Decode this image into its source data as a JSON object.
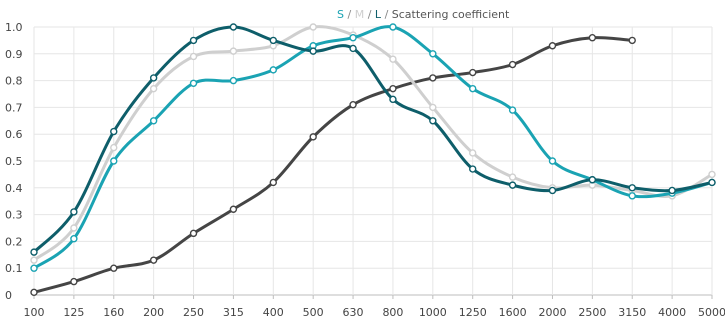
{
  "legend": {
    "s_label": "S",
    "m_label": "M",
    "l_label": "L",
    "separator": "/",
    "title": "Scattering coefficient"
  },
  "chart_data": {
    "type": "line",
    "title": "Scattering coefficient",
    "xlabel": "",
    "ylabel": "",
    "x": [
      "100",
      "125",
      "160",
      "200",
      "250",
      "315",
      "400",
      "500",
      "630",
      "800",
      "1000",
      "1250",
      "1600",
      "2000",
      "2500",
      "3150",
      "4000",
      "5000"
    ],
    "ylim": [
      0,
      1.0
    ],
    "yticks": [
      0,
      0.1,
      0.2,
      0.3,
      0.4,
      0.5,
      0.6,
      0.7,
      0.8,
      0.9,
      1.0
    ],
    "ytick_labels": [
      "0",
      "0.1",
      "0.2",
      "0.3",
      "0.4",
      "0.5",
      "0.6",
      "0.7",
      "0.8",
      "0.9",
      "1.0"
    ],
    "grid": true,
    "legend_position": "top-center",
    "series": [
      {
        "name": "S",
        "color": "#1aa3b3",
        "values": [
          0.1,
          0.21,
          0.5,
          0.65,
          0.79,
          0.8,
          0.84,
          0.93,
          0.96,
          1.0,
          0.9,
          0.77,
          0.69,
          0.5,
          0.43,
          0.37,
          0.38,
          0.42
        ]
      },
      {
        "name": "M",
        "color": "#cfcfcf",
        "values": [
          0.13,
          0.25,
          0.55,
          0.77,
          0.89,
          0.91,
          0.93,
          1.0,
          0.97,
          0.88,
          0.7,
          0.53,
          0.44,
          0.4,
          0.41,
          0.39,
          0.37,
          0.45
        ]
      },
      {
        "name": "L",
        "color": "#0e5e6a",
        "values": [
          0.16,
          0.31,
          0.61,
          0.81,
          0.95,
          1.0,
          0.95,
          0.91,
          0.92,
          0.73,
          0.65,
          0.47,
          0.41,
          0.39,
          0.43,
          0.4,
          0.39,
          0.42
        ]
      },
      {
        "name": "",
        "color": "#454545",
        "values": [
          0.01,
          0.05,
          0.1,
          0.13,
          0.23,
          0.32,
          0.42,
          0.59,
          0.71,
          0.77,
          0.81,
          0.83,
          0.86,
          0.93,
          0.96,
          0.95,
          null,
          null
        ]
      }
    ]
  }
}
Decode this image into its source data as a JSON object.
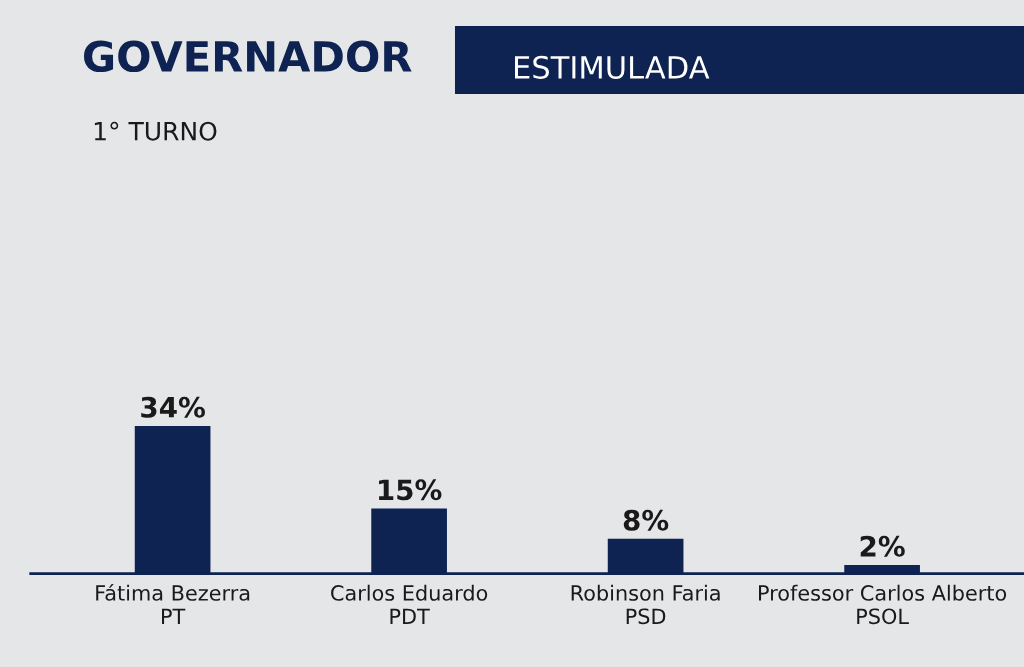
{
  "chart_data": {
    "type": "bar",
    "title": "GOVERNADOR",
    "subtitle": "ESTIMULADA",
    "annotations": [
      "1° TURNO"
    ],
    "categories": [
      "Fátima Bezerra\nPT",
      "Carlos Eduardo\nPDT",
      "Robinson Faria\nPSD",
      "Professor Carlos Alberto\nPSOL"
    ],
    "values": [
      34,
      15,
      8,
      2
    ],
    "value_labels": [
      "34%",
      "15%",
      "8%",
      "2%"
    ],
    "color": "#0f2352"
  }
}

* _Task prompt_
Without the pictures, transcribe the listing above exactly.

* _The response_
Decode this image into its source data as a JSON object.
{
  "legend": {
    "s_label": "S",
    "m_label": "M",
    "l_label": "L",
    "separator": "/",
    "title": "Scattering coefficient"
  },
  "chart_data": {
    "type": "line",
    "title": "Scattering coefficient",
    "xlabel": "",
    "ylabel": "",
    "x": [
      "100",
      "125",
      "160",
      "200",
      "250",
      "315",
      "400",
      "500",
      "630",
      "800",
      "1000",
      "1250",
      "1600",
      "2000",
      "2500",
      "3150",
      "4000",
      "5000"
    ],
    "ylim": [
      0,
      1.0
    ],
    "yticks": [
      0,
      0.1,
      0.2,
      0.3,
      0.4,
      0.5,
      0.6,
      0.7,
      0.8,
      0.9,
      1.0
    ],
    "ytick_labels": [
      "0",
      "0.1",
      "0.2",
      "0.3",
      "0.4",
      "0.5",
      "0.6",
      "0.7",
      "0.8",
      "0.9",
      "1.0"
    ],
    "grid": true,
    "legend_position": "top-center",
    "series": [
      {
        "name": "S",
        "color": "#1aa3b3",
        "values": [
          0.1,
          0.21,
          0.5,
          0.65,
          0.79,
          0.8,
          0.84,
          0.93,
          0.96,
          1.0,
          0.9,
          0.77,
          0.69,
          0.5,
          0.43,
          0.37,
          0.38,
          0.42
        ]
      },
      {
        "name": "M",
        "color": "#cfcfcf",
        "values": [
          0.13,
          0.25,
          0.55,
          0.77,
          0.89,
          0.91,
          0.93,
          1.0,
          0.97,
          0.88,
          0.7,
          0.53,
          0.44,
          0.4,
          0.41,
          0.39,
          0.37,
          0.45
        ]
      },
      {
        "name": "L",
        "color": "#0e5e6a",
        "values": [
          0.16,
          0.31,
          0.61,
          0.81,
          0.95,
          1.0,
          0.95,
          0.91,
          0.92,
          0.73,
          0.65,
          0.47,
          0.41,
          0.39,
          0.43,
          0.4,
          0.39,
          0.42
        ]
      },
      {
        "name": "",
        "color": "#454545",
        "values": [
          0.01,
          0.05,
          0.1,
          0.13,
          0.23,
          0.32,
          0.42,
          0.59,
          0.71,
          0.77,
          0.81,
          0.83,
          0.86,
          0.93,
          0.96,
          0.95,
          null,
          null
        ]
      }
    ]
  }
}
Decode this image into its source data as a JSON object.
{
  "chart_data": {
    "type": "bar",
    "title": "GOVERNADOR",
    "subtitle": "ESTIMULADA",
    "annotations": [
      "1° TURNO"
    ],
    "categories": [
      "Fátima Bezerra\nPT",
      "Carlos Eduardo\nPDT",
      "Robinson Faria\nPSD",
      "Professor Carlos Alberto\nPSOL"
    ],
    "values": [
      34,
      15,
      8,
      2
    ],
    "value_labels": [
      "34%",
      "15%",
      "8%",
      "2%"
    ],
    "color": "#0f2352"
  }
}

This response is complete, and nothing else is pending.